▶ _Exercise description_
In the post on setting a vision question, what question does the Chair of Hazel Hill Trust ask?

▶ _Selected excerpt_

Tag: problem-based learning

  • Setting a vision question rather than a vision statement

    It is my role as Chair of Hazel Hill Trust to be the ‘vision holder’ for the project. There are lots of ways you can interpret what this means. It could be to write the vision. Or it could be to facilitate the process from which the vision emerges. I have chosen a middle path, which is to ask a question.

    My question is, what if Hazel Hill Wood could become a centre for regenerative practice? The challenge I am faced with is being consultative and facilitative about longer-term decision-making at the same time as providing direction while we bring on board new Trustees and make some important operating decisions.

    Asking a question rather than providing an answer sits more comfortably with my constructivist, problem-based learning practice. Yes, I am setting a question, and that question tells us in which direction to head. But the answer gets decided by the people on the journey.

    Read my post setting out this vision question on the Hazel Hill Trust website.

  • What does regenerative design mean for engineers?

    What does regenerative design mean for engineers?

▶ _Information shown_

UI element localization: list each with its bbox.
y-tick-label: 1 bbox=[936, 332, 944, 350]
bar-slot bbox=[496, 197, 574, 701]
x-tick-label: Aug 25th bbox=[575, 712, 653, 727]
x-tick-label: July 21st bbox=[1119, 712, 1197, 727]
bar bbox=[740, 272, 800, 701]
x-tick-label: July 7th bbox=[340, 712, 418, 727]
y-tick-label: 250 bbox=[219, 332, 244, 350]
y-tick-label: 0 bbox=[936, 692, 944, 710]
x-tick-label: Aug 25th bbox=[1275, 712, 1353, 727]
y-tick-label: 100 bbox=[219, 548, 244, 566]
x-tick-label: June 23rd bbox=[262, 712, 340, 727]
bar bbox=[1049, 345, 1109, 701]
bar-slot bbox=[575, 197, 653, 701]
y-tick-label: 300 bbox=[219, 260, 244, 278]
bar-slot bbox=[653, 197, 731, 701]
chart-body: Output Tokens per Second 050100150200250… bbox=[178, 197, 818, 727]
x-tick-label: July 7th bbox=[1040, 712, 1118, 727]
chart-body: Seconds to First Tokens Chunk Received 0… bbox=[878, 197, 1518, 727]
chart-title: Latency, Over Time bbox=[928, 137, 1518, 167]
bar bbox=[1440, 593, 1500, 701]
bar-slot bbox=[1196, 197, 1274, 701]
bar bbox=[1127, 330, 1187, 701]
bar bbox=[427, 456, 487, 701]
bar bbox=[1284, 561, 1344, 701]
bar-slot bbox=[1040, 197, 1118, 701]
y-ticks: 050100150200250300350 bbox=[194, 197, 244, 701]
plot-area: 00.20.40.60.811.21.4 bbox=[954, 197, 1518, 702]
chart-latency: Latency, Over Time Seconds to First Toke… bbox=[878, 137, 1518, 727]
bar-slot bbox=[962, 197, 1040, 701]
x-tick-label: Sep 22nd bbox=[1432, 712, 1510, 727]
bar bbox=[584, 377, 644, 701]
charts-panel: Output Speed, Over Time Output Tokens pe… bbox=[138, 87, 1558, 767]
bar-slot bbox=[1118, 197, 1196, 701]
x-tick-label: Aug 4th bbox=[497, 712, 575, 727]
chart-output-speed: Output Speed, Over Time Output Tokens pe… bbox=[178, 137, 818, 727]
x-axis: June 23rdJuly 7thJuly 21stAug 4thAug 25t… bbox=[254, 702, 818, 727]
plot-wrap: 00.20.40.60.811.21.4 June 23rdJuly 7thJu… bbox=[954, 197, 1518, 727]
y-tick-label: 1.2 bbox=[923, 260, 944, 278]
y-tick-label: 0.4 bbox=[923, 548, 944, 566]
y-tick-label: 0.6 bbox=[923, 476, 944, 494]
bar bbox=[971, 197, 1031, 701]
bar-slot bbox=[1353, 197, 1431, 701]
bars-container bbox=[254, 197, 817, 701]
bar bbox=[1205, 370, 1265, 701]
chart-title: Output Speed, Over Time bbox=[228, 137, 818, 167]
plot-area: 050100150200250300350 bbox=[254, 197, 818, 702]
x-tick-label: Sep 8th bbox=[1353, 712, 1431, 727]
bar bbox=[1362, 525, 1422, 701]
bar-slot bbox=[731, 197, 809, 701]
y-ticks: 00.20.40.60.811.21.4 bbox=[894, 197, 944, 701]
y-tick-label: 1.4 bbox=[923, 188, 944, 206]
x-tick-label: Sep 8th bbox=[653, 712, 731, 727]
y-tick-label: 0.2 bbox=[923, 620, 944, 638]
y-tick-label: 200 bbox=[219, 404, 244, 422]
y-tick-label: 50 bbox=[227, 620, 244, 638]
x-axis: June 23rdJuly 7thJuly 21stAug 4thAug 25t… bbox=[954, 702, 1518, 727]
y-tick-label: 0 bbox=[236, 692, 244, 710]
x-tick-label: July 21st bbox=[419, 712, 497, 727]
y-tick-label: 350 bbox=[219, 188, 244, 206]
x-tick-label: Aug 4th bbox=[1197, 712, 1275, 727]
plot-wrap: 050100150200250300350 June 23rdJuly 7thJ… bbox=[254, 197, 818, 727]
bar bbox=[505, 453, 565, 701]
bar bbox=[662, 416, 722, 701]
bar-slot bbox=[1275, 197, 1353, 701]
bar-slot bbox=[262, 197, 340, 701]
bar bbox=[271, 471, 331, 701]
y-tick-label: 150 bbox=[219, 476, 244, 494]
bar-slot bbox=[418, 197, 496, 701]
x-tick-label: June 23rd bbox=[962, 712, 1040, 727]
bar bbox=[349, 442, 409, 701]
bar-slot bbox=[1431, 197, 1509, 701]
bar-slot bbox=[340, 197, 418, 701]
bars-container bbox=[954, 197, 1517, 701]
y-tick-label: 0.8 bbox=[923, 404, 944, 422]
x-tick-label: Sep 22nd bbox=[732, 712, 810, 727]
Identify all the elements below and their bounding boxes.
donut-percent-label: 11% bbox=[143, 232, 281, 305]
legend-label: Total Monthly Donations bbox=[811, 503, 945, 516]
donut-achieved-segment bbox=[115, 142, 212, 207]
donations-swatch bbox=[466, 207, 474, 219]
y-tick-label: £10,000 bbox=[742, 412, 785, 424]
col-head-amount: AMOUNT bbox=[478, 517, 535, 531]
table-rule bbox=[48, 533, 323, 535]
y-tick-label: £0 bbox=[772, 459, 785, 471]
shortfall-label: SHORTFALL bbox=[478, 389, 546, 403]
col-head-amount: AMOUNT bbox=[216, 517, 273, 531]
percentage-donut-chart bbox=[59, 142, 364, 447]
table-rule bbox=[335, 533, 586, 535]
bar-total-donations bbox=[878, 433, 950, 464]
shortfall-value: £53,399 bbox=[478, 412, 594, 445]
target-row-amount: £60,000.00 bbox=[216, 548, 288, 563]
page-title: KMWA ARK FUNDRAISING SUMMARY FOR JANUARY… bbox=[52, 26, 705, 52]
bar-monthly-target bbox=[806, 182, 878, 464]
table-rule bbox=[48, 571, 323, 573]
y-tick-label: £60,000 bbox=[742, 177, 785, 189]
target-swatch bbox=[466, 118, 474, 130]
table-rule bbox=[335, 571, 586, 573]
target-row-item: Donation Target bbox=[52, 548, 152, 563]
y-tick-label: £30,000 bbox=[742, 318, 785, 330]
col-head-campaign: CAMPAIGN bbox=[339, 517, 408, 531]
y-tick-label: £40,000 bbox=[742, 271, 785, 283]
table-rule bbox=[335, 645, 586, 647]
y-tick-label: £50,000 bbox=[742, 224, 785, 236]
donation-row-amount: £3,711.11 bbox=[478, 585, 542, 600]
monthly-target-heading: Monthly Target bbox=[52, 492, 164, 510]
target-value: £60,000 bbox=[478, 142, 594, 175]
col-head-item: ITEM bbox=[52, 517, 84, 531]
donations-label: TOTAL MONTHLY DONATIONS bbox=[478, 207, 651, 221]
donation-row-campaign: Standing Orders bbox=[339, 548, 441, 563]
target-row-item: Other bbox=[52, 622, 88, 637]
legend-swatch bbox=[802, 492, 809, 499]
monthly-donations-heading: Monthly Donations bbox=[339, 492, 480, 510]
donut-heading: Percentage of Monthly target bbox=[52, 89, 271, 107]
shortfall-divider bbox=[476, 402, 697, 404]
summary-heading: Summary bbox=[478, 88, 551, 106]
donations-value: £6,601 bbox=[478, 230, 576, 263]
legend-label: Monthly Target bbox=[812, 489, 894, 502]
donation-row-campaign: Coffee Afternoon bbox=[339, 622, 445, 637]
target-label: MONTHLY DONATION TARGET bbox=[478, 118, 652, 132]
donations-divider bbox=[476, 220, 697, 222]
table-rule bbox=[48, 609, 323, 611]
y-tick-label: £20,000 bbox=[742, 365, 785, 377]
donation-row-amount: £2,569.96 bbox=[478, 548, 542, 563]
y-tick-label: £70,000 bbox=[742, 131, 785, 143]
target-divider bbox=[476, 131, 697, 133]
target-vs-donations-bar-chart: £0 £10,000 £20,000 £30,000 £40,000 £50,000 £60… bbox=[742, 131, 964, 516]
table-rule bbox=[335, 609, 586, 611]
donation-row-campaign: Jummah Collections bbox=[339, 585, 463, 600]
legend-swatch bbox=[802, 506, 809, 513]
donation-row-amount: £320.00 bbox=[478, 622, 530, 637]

▶ _Result_
What if Hazel Hill Wood could become a centre for regenerative practice?